▶ _RECORDS PROVIDED_:

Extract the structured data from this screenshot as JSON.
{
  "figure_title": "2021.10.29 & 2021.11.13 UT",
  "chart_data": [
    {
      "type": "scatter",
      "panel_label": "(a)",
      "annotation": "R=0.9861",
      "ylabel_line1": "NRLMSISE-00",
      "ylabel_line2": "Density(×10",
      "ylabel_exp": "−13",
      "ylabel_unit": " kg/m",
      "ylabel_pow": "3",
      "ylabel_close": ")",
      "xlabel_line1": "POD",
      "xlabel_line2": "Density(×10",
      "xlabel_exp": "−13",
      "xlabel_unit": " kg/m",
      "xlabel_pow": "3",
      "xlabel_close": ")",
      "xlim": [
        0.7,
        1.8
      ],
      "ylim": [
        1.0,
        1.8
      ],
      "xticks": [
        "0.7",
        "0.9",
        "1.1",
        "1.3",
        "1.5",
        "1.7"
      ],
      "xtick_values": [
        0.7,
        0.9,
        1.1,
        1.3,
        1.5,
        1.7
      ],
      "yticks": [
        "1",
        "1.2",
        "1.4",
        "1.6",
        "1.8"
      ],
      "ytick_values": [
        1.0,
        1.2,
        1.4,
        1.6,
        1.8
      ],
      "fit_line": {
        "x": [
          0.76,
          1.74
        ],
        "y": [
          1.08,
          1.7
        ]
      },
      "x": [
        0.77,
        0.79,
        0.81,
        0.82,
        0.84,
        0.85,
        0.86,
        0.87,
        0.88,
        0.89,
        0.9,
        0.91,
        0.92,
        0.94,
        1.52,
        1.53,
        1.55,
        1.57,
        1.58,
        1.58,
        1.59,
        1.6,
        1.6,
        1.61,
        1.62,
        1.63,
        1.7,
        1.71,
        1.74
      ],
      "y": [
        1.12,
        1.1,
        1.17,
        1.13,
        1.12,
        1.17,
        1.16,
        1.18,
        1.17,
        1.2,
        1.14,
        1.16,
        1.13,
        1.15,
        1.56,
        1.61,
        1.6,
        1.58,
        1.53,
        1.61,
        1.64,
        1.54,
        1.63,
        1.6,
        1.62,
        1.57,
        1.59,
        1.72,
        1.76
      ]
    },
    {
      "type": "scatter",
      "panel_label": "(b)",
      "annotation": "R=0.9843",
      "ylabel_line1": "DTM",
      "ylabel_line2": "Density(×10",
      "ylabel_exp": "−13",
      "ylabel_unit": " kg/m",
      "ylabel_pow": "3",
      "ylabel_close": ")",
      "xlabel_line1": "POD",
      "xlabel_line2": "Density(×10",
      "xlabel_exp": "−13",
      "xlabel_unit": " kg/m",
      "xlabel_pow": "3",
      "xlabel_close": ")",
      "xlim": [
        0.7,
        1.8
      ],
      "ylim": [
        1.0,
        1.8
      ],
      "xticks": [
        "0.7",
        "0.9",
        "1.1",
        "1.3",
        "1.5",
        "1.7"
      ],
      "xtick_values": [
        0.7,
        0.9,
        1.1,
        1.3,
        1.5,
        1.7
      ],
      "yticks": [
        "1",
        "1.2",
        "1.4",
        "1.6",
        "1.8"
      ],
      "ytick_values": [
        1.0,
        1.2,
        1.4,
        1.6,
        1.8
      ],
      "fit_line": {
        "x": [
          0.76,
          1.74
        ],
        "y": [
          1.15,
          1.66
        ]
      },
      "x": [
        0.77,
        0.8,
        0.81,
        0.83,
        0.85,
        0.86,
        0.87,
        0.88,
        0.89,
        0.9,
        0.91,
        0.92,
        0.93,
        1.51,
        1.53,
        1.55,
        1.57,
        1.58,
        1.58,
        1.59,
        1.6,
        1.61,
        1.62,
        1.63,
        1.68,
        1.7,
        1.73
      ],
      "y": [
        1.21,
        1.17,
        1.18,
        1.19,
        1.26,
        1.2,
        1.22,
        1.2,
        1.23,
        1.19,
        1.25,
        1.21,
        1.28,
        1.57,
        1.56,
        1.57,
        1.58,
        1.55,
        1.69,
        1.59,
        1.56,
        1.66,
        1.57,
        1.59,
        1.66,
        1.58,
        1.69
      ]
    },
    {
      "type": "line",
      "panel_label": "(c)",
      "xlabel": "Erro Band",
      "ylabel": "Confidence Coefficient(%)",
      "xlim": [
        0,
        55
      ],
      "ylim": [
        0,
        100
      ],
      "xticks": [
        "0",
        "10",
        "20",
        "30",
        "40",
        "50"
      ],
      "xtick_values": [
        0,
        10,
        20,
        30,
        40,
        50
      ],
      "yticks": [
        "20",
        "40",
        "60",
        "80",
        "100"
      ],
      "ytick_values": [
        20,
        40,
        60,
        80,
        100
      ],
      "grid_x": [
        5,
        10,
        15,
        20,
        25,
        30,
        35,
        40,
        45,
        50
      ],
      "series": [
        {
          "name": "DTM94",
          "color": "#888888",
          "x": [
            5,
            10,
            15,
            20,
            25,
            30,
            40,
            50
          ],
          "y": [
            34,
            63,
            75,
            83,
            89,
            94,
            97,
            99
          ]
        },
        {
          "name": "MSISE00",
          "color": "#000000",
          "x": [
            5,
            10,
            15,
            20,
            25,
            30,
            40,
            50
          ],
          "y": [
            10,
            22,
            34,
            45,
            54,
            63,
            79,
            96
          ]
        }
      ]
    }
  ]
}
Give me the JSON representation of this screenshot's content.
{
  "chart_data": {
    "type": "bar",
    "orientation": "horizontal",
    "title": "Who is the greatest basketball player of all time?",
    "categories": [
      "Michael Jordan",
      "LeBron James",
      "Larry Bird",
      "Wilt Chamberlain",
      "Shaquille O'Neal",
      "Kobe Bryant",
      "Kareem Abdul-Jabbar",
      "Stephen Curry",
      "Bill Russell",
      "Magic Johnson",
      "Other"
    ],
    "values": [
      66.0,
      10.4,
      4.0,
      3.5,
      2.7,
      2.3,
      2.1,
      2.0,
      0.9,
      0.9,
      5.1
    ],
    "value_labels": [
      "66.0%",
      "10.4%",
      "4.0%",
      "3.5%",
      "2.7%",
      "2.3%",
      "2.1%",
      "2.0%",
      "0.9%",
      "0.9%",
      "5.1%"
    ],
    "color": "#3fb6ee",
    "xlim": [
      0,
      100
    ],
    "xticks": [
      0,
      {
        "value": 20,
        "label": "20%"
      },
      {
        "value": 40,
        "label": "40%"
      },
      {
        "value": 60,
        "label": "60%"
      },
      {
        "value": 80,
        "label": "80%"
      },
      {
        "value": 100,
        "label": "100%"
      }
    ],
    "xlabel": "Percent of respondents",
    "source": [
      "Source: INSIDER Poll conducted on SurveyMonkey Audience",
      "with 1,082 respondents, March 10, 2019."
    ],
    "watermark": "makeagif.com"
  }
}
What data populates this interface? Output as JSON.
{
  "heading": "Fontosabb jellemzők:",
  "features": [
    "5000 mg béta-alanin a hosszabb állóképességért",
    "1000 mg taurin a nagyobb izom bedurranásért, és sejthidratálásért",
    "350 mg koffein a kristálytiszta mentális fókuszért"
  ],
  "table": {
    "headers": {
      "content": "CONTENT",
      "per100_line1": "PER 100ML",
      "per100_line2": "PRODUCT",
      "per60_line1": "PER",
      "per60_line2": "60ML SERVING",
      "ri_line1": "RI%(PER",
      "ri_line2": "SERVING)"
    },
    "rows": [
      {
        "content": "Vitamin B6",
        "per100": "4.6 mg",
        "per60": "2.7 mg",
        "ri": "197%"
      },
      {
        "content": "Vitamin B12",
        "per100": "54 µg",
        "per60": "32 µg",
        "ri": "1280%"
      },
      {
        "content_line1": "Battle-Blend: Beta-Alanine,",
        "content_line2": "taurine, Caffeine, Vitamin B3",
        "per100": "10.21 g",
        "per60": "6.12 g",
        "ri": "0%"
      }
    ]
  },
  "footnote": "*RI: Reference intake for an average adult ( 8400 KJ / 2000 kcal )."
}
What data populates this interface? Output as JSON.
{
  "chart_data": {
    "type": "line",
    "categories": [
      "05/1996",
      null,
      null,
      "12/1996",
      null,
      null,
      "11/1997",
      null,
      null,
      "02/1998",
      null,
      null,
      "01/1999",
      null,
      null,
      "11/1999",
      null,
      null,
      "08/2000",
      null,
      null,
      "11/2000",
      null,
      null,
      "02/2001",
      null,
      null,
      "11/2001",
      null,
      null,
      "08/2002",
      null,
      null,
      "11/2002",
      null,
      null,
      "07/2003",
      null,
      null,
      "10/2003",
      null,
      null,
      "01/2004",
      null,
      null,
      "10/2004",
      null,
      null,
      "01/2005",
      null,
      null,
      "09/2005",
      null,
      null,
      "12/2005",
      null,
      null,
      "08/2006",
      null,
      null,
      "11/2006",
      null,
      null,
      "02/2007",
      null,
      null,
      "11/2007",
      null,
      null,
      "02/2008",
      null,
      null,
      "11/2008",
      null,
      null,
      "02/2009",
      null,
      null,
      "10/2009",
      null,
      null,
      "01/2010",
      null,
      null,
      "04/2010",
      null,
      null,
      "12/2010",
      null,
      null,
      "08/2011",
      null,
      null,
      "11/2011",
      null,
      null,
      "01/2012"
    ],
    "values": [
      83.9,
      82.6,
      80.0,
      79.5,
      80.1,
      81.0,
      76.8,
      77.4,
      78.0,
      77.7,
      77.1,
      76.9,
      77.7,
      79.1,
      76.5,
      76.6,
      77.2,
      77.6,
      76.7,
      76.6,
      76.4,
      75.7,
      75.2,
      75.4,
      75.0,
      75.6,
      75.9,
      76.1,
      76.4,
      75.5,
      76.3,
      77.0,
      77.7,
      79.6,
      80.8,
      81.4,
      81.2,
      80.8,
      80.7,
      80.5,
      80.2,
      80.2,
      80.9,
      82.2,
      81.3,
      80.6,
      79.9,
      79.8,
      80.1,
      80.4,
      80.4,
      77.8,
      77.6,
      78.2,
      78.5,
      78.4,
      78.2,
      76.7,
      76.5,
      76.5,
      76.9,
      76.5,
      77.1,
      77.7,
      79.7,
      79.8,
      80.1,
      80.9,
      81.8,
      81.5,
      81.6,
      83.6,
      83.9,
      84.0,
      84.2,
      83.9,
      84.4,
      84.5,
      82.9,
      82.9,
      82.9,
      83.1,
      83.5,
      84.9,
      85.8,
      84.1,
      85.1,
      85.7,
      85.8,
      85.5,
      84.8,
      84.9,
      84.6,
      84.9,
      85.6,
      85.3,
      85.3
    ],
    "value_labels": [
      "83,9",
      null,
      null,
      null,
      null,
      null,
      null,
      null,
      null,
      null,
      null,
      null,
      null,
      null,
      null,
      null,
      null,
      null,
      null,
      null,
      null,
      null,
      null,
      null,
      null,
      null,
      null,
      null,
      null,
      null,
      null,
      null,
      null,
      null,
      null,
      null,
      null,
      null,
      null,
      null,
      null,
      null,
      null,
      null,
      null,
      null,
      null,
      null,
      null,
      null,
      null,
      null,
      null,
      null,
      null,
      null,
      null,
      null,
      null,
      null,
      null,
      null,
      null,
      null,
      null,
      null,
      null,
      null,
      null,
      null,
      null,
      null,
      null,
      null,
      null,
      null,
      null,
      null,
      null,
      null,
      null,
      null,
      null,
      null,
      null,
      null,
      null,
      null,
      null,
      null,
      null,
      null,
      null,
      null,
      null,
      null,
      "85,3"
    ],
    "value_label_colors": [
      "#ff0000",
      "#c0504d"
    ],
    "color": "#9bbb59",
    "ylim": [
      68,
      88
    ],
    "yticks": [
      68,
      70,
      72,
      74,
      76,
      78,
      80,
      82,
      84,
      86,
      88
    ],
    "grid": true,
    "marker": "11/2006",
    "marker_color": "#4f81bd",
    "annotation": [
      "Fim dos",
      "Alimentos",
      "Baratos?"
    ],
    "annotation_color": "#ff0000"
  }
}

▶ _WORK TO COMPLETE_: Take every line above carrying "type" and return it.

▶ _THE ANSWER_:
      "type": "scatter",
      "type": "scatter",
      "type": "line",
    "type": "bar",
    "type": "line",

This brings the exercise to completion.